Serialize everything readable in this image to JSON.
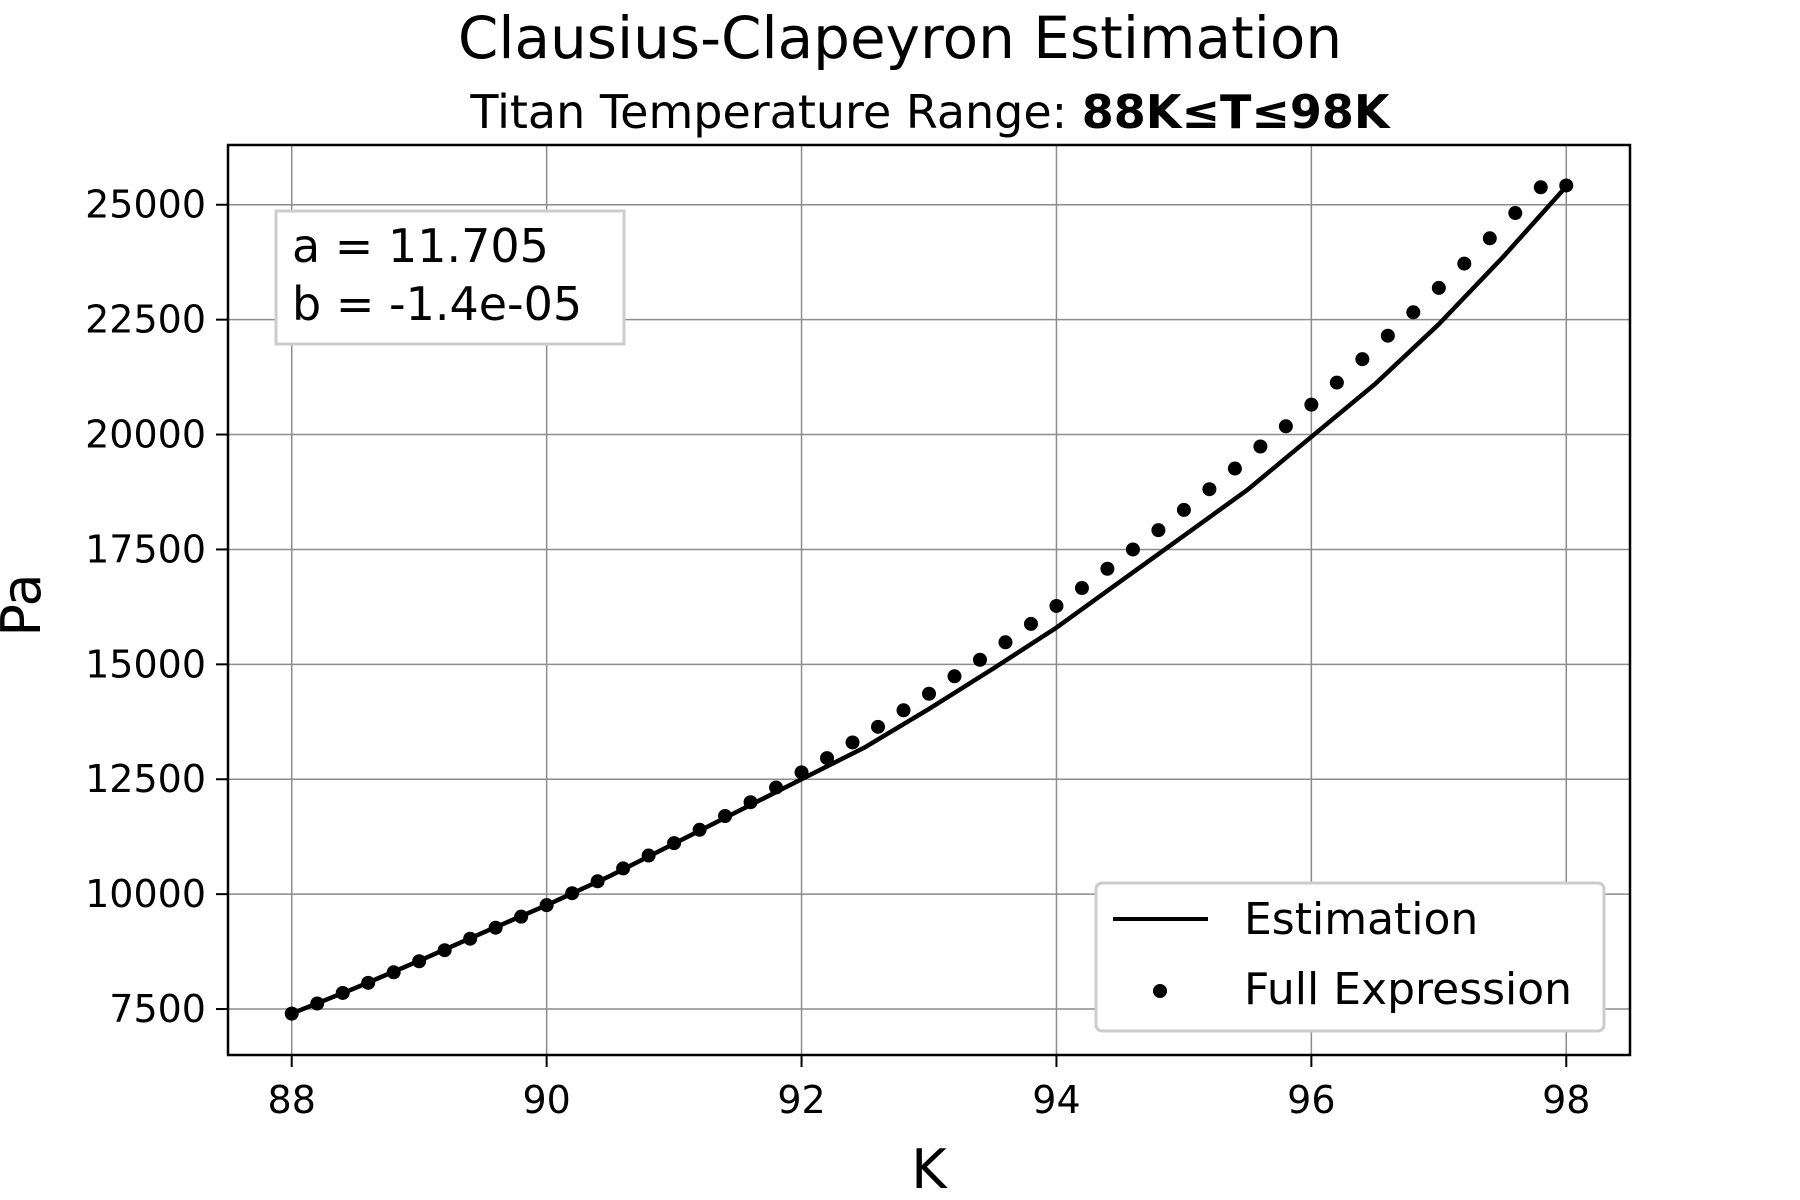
{
  "chart_data": {
    "type": "line",
    "title": "Clausius-Clapeyron Estimation",
    "subtitle_prefix": "Titan Temperature Range: ",
    "subtitle_bold": "88K≤T≤98K",
    "xlabel": "K",
    "ylabel": "Pa",
    "xlim": [
      87.5,
      98.5
    ],
    "ylim": [
      6500,
      26300
    ],
    "grid": true,
    "x_ticks": [
      88,
      90,
      92,
      94,
      96,
      98
    ],
    "y_ticks": [
      7500,
      10000,
      12500,
      15000,
      17500,
      20000,
      22500,
      25000
    ],
    "annotation": [
      "a = 11.705",
      "b = -1.4e-05"
    ],
    "legend_position": "lower-right",
    "series": [
      {
        "name": "Estimation",
        "kind": "line",
        "color": "#000000",
        "x": [
          88.0,
          88.5,
          89.0,
          89.5,
          90.0,
          90.5,
          91.0,
          91.5,
          92.0,
          92.5,
          93.0,
          93.5,
          94.0,
          94.5,
          95.0,
          95.5,
          96.0,
          96.5,
          97.0,
          97.5,
          98.0
        ],
        "y": [
          7400,
          7960,
          8550,
          9160,
          9760,
          10400,
          11100,
          11800,
          12500,
          13200,
          14030,
          14900,
          15800,
          16800,
          17800,
          18800,
          19950,
          21100,
          22400,
          23850,
          25400
        ]
      },
      {
        "name": "Full Expression",
        "kind": "scatter",
        "color": "#000000",
        "x": [
          88.0,
          88.2,
          88.4,
          88.6,
          88.8,
          89.0,
          89.2,
          89.4,
          89.6,
          89.8,
          90.0,
          90.2,
          90.4,
          90.6,
          90.8,
          91.0,
          91.2,
          91.4,
          91.6,
          91.8,
          92.0,
          92.2,
          92.4,
          92.6,
          92.8,
          93.0,
          93.2,
          93.4,
          93.6,
          93.8,
          94.0,
          94.2,
          94.4,
          94.6,
          94.8,
          95.0,
          95.2,
          95.4,
          95.6,
          95.8,
          96.0,
          96.2,
          96.4,
          96.6,
          96.8,
          97.0,
          97.2,
          97.4,
          97.6,
          97.8,
          98.0
        ],
        "y": [
          7400,
          7620,
          7850,
          8070,
          8300,
          8540,
          8780,
          9030,
          9270,
          9510,
          9760,
          10020,
          10280,
          10560,
          10840,
          11110,
          11400,
          11700,
          12000,
          12320,
          12650,
          12960,
          13300,
          13640,
          14000,
          14360,
          14740,
          15100,
          15480,
          15880,
          16270,
          16660,
          17080,
          17500,
          17920,
          18360,
          18810,
          19260,
          19740,
          20180,
          20650,
          21130,
          21640,
          22150,
          22660,
          23190,
          23720,
          24270,
          24820,
          25380,
          25420
        ]
      }
    ]
  }
}
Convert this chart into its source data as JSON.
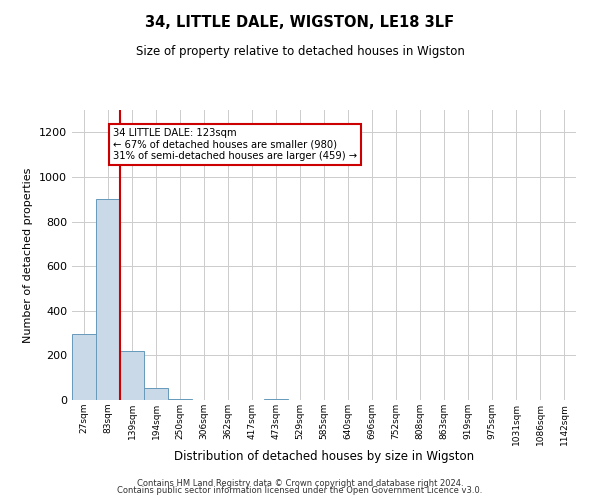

========

## EXERCISE BRIEF
In the records above, find each line with the word "JSON" and copy it.

## FINAL RESULT
Serialize everything readable in this image to JSON.
Convert this chart into its source data as JSON.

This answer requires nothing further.